- [TASK INSTRUCTIONS]
Go through the lines below and copy each one that holds the string "TetherUS".

- [AVAILABLE DATA]
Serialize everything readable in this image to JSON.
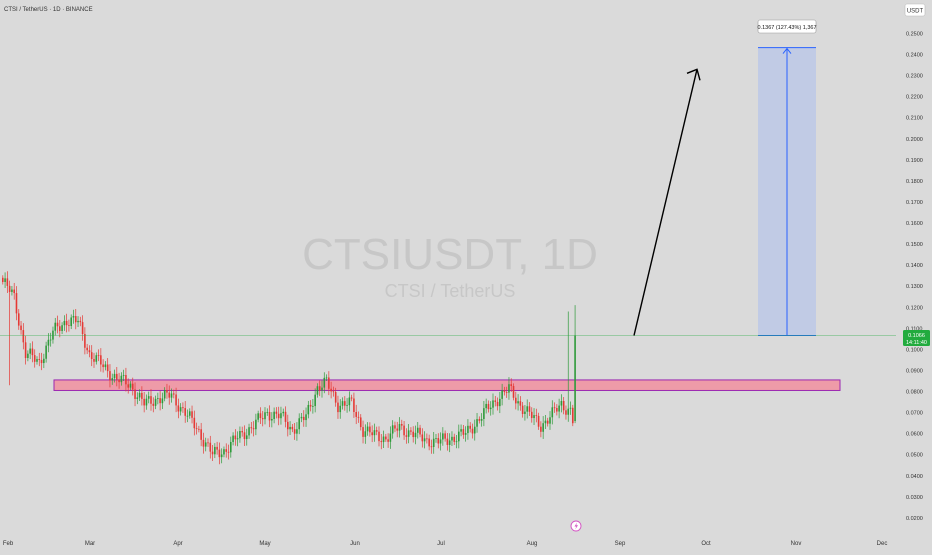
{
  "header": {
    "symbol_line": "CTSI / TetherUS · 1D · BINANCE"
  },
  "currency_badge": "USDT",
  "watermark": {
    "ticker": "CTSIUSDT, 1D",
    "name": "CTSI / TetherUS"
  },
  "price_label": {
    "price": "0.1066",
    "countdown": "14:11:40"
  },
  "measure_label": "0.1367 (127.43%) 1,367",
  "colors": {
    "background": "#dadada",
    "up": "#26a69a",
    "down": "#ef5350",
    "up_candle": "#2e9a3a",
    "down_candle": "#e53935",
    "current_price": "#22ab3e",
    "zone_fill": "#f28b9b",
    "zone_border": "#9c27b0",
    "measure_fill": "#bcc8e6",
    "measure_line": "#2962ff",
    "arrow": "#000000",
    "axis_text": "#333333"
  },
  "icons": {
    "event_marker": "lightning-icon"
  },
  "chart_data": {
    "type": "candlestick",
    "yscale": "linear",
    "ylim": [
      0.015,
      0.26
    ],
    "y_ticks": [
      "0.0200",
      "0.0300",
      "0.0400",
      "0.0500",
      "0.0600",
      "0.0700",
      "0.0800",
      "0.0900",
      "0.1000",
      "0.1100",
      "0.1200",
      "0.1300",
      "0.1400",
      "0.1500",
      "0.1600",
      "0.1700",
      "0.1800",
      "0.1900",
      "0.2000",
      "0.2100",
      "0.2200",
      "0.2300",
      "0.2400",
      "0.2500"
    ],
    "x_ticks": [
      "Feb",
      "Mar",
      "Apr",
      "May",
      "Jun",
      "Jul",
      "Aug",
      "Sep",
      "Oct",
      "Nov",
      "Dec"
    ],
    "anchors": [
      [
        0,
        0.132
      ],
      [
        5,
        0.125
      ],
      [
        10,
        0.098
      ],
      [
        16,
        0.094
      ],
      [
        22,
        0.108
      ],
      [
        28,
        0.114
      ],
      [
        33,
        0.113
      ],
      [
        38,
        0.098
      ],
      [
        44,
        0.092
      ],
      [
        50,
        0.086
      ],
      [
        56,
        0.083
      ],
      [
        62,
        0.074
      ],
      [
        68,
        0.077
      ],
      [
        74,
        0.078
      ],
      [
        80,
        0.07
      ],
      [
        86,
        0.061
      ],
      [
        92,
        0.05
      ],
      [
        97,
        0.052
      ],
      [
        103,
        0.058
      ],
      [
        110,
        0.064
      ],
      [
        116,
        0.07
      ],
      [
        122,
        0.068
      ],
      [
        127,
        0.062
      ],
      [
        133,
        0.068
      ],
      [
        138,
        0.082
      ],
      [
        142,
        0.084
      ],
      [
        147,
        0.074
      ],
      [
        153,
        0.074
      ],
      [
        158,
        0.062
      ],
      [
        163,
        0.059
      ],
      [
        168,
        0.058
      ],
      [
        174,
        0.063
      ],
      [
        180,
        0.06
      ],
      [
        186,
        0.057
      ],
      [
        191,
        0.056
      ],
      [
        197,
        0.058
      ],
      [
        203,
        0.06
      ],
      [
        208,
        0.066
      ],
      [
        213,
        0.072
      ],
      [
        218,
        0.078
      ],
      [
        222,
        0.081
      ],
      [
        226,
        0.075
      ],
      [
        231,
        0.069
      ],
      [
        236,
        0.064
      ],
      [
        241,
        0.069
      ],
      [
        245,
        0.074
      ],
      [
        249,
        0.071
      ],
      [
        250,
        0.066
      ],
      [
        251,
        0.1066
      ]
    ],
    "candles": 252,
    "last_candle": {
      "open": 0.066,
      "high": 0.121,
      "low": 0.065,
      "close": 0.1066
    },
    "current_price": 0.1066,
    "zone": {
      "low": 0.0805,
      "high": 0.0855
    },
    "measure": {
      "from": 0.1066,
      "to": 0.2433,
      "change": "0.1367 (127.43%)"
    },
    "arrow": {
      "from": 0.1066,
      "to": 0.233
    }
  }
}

- [EXERCISE RESPONSE]
    "symbol_line": "CTSI / TetherUS · 1D · BINANCE"
    "name": "CTSI / TetherUS"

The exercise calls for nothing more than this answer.